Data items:
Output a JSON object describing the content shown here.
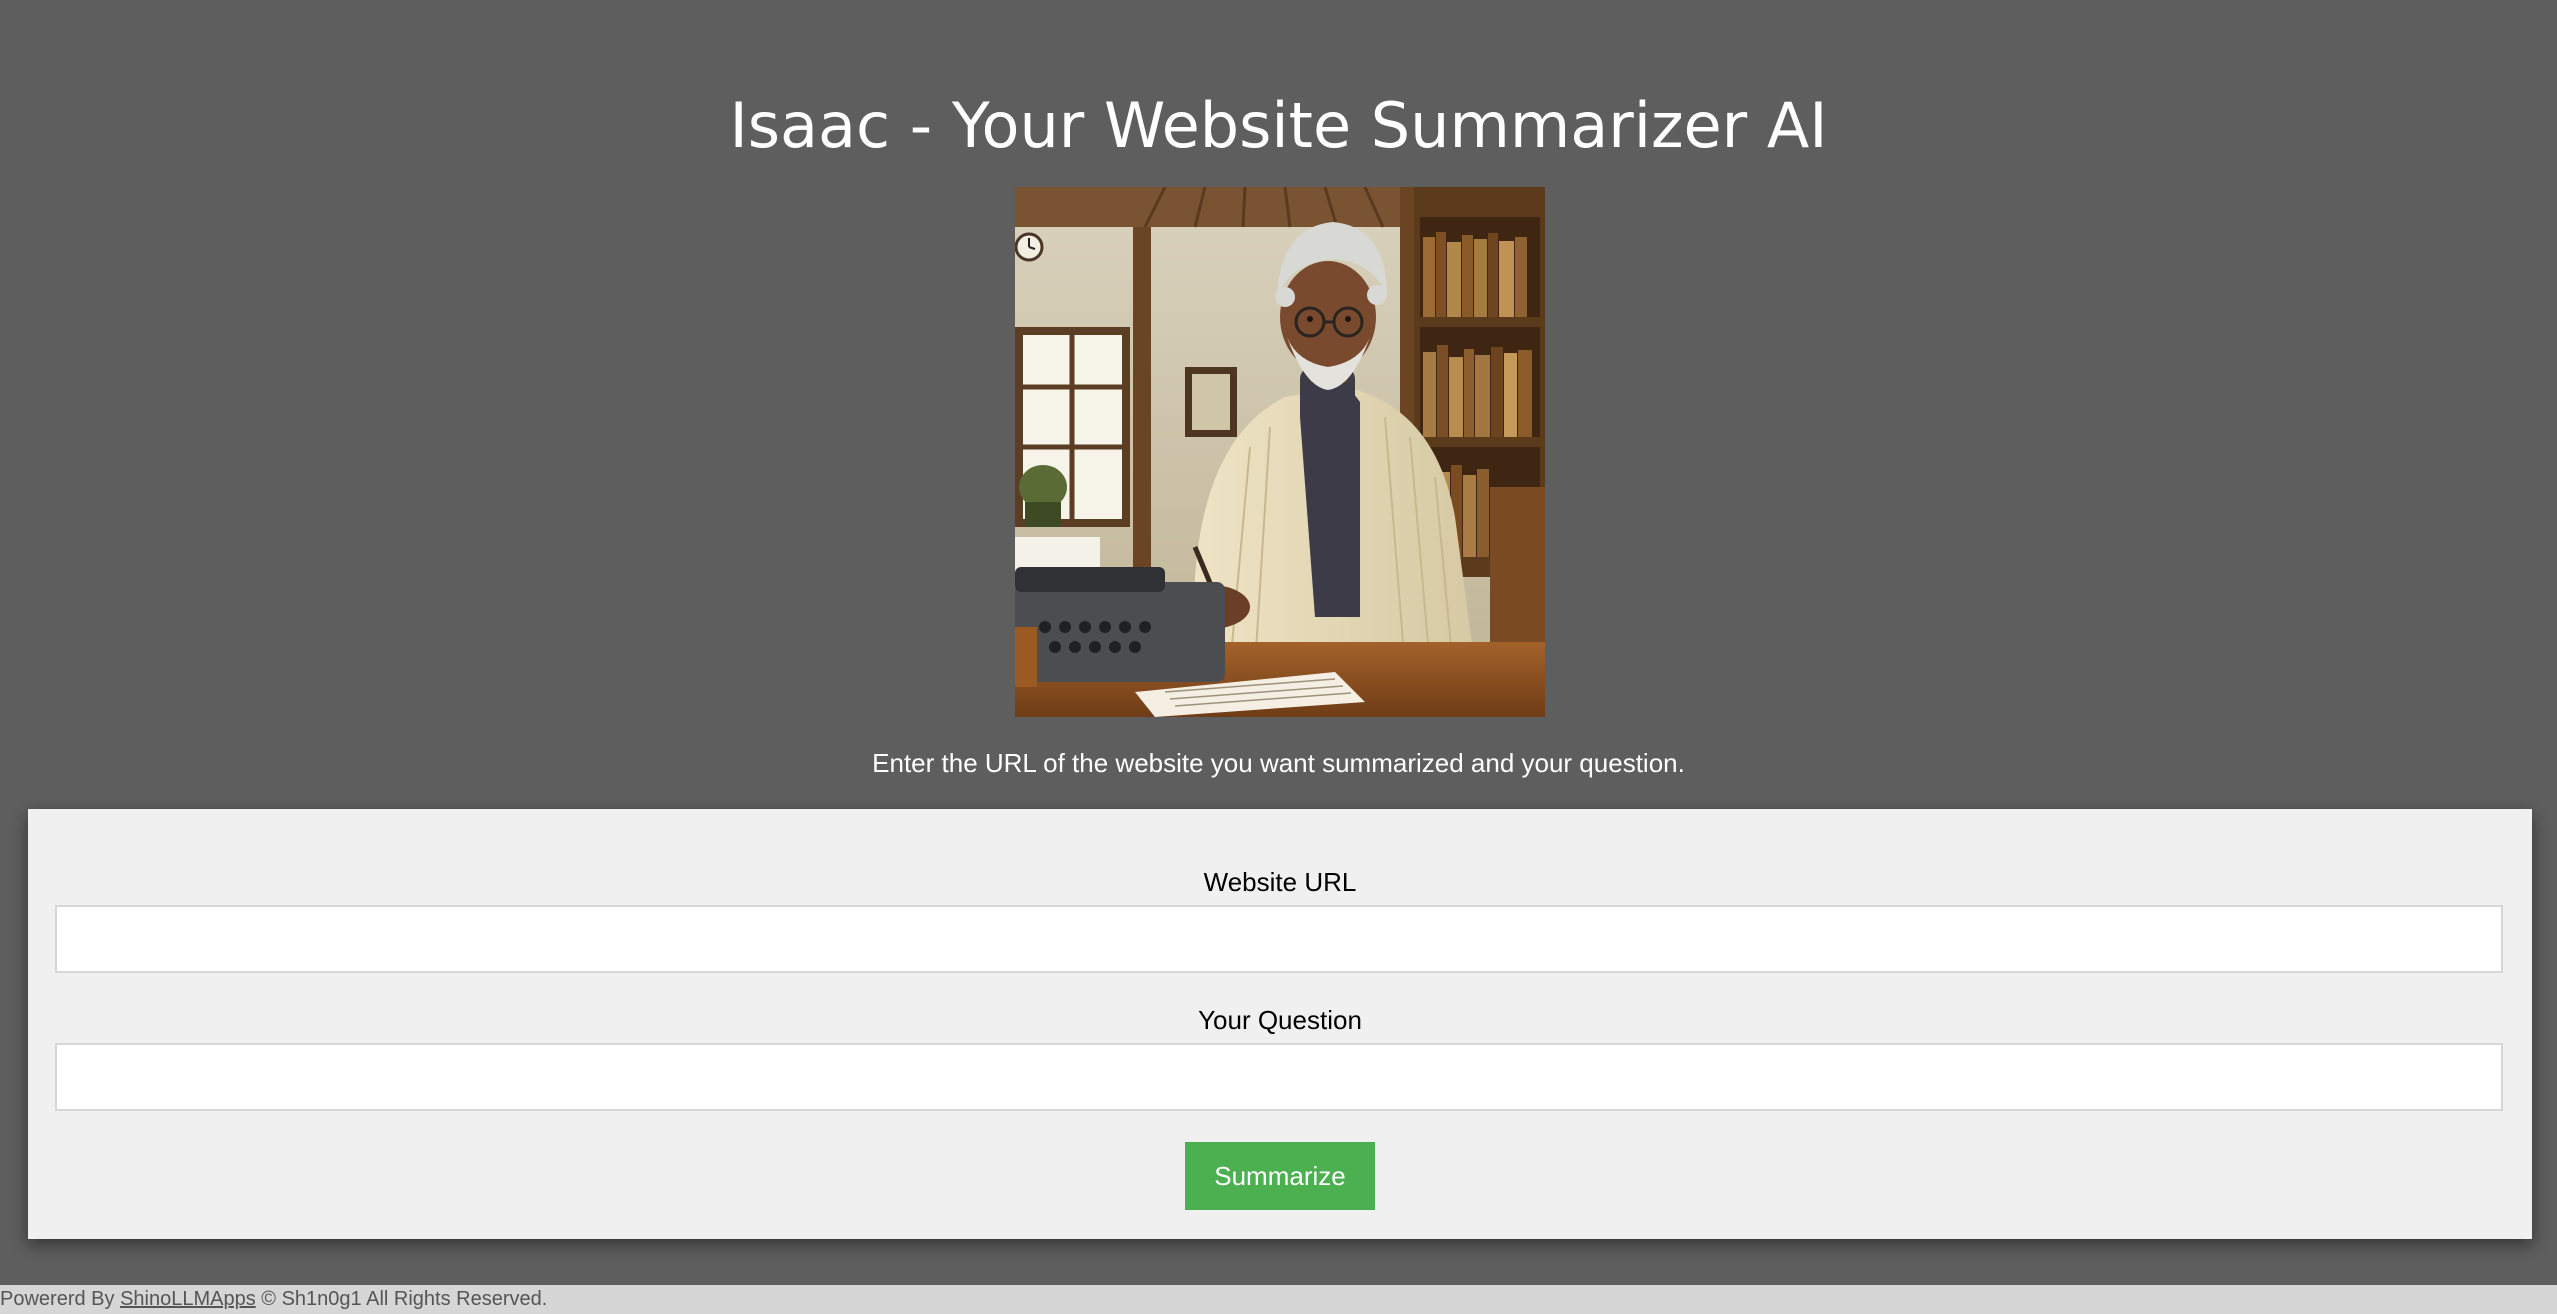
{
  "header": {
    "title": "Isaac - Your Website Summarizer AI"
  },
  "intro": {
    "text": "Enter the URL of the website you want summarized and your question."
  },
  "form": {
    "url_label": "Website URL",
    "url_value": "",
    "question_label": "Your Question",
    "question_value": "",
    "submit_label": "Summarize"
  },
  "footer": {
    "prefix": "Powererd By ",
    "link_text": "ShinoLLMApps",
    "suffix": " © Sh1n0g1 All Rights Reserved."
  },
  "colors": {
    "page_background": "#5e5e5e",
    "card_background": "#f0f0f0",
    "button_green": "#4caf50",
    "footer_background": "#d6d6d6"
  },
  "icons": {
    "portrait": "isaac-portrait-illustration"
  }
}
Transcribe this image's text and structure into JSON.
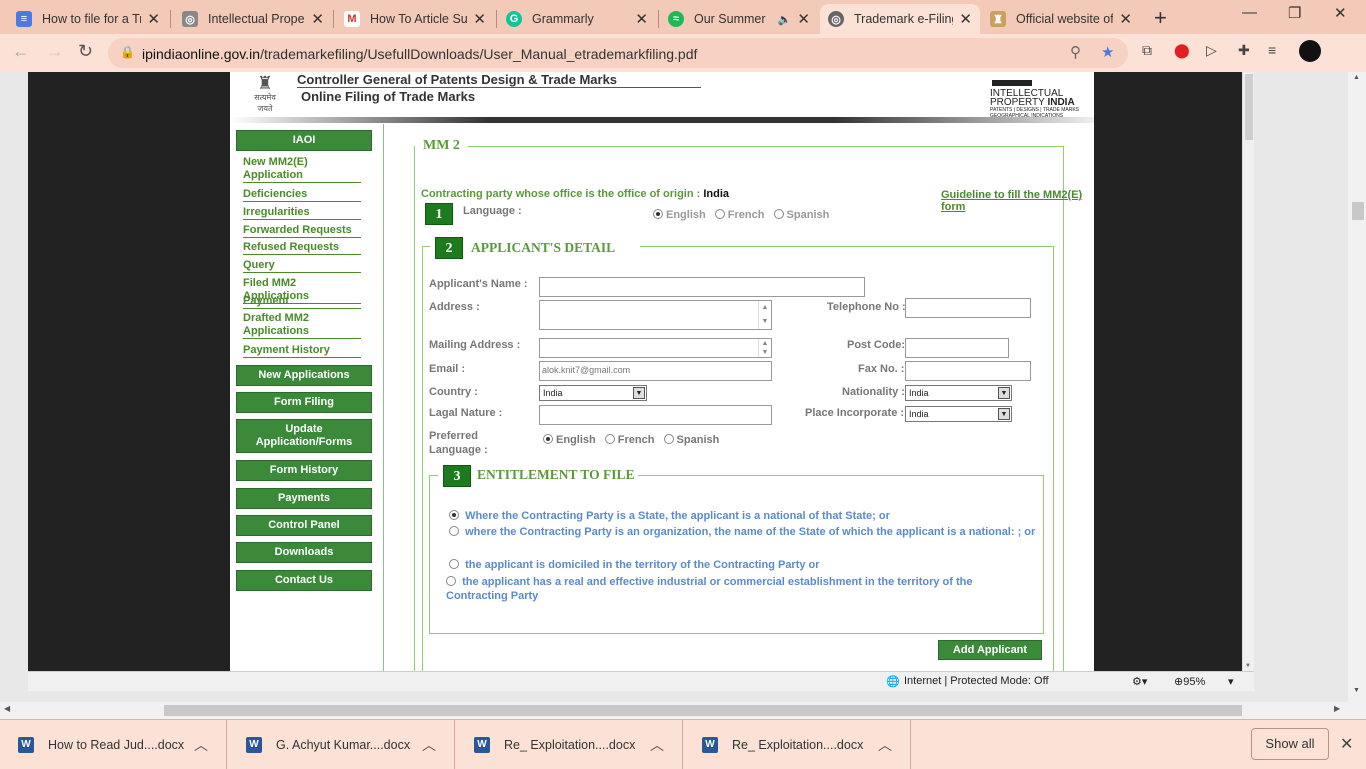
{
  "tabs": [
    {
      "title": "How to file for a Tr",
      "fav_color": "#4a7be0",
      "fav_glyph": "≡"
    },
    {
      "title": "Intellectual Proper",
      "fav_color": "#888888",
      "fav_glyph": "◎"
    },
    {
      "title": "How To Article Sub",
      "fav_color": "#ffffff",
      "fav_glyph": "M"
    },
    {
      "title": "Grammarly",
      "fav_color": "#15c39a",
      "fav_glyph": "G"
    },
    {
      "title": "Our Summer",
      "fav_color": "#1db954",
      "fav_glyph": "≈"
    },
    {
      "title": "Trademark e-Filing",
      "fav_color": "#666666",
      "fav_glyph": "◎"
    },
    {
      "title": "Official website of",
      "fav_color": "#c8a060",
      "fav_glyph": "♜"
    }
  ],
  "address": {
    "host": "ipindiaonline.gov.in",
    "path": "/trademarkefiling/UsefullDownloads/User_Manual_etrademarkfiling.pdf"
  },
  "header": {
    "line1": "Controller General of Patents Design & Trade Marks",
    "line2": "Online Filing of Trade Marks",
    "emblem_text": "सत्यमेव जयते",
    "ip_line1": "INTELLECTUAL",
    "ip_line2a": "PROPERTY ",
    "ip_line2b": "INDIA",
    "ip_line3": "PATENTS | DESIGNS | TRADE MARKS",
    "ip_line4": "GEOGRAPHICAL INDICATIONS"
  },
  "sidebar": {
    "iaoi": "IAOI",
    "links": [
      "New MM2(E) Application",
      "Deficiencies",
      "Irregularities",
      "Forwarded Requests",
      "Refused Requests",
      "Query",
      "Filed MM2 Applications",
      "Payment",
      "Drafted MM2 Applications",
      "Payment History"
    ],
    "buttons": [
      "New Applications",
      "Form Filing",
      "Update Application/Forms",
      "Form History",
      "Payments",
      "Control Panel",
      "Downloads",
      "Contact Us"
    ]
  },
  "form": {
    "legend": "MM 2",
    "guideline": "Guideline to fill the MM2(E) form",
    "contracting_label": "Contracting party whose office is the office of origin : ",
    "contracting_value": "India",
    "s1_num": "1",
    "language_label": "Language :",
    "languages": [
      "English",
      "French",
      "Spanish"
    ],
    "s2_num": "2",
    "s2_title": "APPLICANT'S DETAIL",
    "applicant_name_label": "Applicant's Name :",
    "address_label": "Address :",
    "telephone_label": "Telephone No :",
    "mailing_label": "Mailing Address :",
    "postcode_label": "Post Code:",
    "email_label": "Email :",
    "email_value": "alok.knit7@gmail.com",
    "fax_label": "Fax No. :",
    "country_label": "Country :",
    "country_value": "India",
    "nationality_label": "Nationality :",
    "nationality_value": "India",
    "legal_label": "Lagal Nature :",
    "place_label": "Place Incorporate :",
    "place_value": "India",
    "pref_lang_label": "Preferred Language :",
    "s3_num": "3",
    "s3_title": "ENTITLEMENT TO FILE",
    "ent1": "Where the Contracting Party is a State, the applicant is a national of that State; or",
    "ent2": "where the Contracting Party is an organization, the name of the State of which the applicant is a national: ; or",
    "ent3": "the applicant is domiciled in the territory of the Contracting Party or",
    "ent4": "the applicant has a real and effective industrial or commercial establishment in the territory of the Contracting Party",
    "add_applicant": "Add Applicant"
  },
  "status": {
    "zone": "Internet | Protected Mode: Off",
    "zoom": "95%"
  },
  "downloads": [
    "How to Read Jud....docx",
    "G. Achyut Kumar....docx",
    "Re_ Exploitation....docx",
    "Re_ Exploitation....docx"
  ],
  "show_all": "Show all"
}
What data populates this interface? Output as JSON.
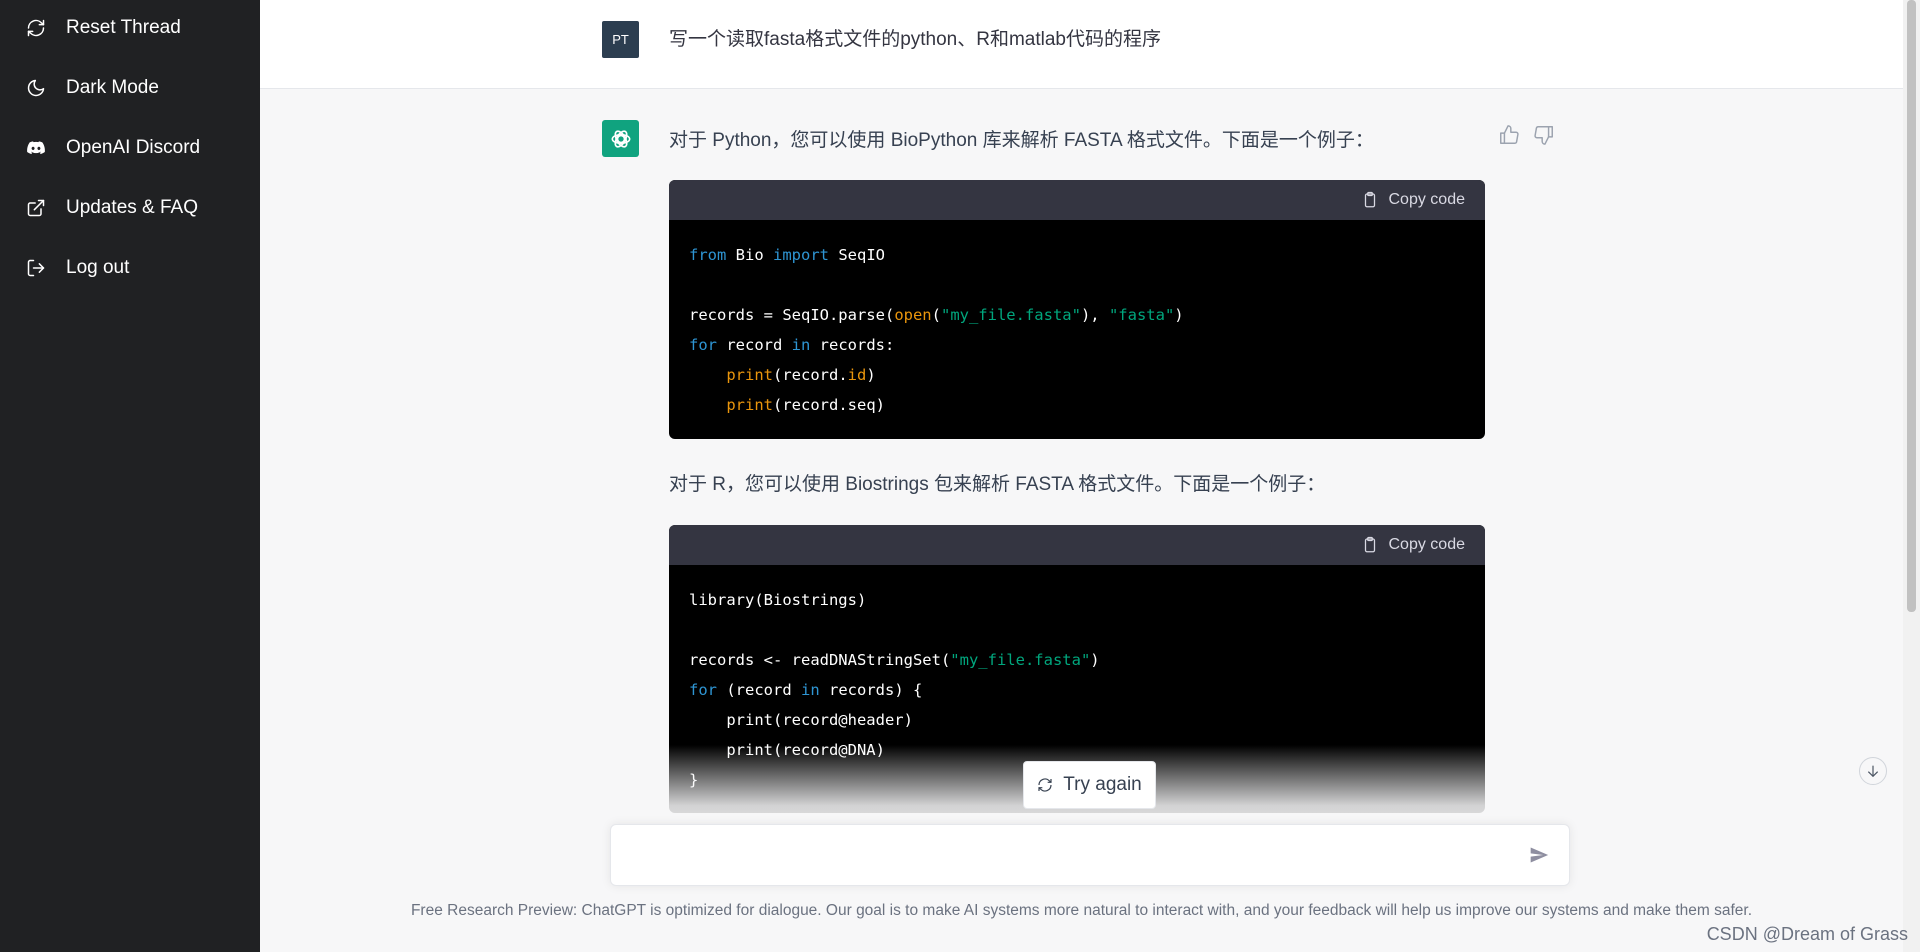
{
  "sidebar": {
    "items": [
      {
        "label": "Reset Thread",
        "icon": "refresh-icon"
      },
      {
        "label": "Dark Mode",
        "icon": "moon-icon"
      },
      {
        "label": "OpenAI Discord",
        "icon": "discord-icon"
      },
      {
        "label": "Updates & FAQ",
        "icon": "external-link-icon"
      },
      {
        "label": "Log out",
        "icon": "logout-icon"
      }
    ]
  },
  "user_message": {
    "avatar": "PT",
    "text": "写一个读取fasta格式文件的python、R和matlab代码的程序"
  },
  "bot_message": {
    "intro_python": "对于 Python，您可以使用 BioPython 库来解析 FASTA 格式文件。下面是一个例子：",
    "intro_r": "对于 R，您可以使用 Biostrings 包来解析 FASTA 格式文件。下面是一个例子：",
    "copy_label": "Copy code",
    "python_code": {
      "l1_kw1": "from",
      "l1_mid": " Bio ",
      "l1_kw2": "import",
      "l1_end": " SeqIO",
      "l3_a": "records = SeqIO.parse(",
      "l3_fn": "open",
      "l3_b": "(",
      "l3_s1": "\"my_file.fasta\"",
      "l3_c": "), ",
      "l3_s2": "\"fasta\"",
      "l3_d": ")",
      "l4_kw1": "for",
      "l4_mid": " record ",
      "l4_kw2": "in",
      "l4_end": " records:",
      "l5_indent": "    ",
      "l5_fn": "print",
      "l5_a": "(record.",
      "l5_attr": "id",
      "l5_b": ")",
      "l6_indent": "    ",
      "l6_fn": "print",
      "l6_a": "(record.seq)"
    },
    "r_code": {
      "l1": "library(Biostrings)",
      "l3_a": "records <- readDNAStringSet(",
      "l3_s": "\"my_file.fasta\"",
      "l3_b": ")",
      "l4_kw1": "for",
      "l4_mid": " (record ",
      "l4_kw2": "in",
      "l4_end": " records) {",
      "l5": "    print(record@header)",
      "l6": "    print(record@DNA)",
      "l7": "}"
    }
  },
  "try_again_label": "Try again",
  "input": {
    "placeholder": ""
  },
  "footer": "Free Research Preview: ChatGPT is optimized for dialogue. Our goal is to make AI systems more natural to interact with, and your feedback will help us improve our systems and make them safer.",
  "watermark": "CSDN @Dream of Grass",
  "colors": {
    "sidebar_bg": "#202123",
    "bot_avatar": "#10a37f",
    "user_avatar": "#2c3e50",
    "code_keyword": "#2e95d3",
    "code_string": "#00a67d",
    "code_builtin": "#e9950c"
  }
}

## BRIEF
Report back each line of the entries that holds the string "Exploitation".

## OUTPUT FOR THIS EXERCISE
    "Re_ Exploitation....docx",
    "Re_ Exploitation....docx"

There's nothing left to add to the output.